Find each line in the records below that contains the string "down" and copy it out. The match is case-sensitive.

Data pulled from a collection
* * * * * * * * *
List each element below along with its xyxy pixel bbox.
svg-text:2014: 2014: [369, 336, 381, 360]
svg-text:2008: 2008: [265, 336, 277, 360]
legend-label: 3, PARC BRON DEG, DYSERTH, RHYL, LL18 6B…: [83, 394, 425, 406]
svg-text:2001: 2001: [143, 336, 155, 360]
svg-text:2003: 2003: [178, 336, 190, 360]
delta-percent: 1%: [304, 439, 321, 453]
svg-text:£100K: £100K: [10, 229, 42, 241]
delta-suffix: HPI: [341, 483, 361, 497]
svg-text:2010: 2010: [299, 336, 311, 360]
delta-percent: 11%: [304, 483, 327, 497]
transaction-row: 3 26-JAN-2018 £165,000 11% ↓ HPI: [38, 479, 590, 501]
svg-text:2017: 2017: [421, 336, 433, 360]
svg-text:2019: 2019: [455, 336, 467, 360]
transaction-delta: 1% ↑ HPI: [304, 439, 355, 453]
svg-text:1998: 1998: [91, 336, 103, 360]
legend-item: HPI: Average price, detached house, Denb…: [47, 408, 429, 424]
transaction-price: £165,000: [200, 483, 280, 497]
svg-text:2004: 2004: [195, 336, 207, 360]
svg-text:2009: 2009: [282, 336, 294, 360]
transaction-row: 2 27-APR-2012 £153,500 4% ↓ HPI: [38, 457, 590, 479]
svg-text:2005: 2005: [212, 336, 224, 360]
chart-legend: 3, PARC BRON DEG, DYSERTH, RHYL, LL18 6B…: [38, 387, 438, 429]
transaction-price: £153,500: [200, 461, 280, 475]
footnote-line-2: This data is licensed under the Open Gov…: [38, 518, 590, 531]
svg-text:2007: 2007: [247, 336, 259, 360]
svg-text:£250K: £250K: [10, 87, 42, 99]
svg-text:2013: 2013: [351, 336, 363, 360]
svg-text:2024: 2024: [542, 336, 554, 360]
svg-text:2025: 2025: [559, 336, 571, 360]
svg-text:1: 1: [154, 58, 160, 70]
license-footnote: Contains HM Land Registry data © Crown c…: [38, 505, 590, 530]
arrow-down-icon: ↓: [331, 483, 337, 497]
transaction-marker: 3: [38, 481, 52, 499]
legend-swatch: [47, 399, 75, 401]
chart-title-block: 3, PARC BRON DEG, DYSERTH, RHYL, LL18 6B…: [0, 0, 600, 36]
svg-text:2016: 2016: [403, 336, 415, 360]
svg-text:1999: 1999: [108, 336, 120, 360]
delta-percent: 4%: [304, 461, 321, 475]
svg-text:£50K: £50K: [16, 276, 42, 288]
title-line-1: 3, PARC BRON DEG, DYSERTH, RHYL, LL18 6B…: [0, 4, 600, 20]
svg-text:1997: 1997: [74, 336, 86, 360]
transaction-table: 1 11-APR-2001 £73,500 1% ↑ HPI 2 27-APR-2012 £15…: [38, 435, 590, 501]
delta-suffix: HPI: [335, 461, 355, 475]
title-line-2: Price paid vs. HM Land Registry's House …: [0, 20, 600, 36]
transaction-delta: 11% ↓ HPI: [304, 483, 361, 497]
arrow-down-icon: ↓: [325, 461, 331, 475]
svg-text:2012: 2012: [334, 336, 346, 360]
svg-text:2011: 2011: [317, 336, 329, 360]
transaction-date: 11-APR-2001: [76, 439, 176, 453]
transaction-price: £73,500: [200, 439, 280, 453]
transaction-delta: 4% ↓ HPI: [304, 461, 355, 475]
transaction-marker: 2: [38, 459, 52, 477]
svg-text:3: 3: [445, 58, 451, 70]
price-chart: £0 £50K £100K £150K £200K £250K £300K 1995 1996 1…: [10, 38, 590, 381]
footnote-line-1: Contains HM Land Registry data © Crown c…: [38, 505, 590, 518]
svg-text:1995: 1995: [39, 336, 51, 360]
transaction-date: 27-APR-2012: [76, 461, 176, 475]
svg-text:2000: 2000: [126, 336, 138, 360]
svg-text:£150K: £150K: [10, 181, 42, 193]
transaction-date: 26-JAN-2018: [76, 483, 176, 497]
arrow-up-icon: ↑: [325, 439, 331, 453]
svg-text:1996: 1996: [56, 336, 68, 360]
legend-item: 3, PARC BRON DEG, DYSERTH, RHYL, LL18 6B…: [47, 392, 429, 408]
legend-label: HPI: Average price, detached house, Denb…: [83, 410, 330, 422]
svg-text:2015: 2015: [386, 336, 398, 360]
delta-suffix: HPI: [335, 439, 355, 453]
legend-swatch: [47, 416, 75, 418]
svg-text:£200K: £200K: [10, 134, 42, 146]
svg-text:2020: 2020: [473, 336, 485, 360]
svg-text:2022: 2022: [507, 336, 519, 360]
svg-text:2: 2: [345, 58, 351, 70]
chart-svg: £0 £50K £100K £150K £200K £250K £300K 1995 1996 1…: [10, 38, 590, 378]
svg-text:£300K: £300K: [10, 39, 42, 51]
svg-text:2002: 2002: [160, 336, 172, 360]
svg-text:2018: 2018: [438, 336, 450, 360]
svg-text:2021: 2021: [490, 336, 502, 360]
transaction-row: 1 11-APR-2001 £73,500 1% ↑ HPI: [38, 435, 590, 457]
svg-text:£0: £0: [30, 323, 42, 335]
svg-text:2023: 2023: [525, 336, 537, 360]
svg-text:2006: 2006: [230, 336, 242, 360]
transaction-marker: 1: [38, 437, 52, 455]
* * * * * * * * *
Result
arrow-down-icon: ↓: [331, 483, 337, 497]
arrow-down-icon: ↓: [325, 461, 331, 475]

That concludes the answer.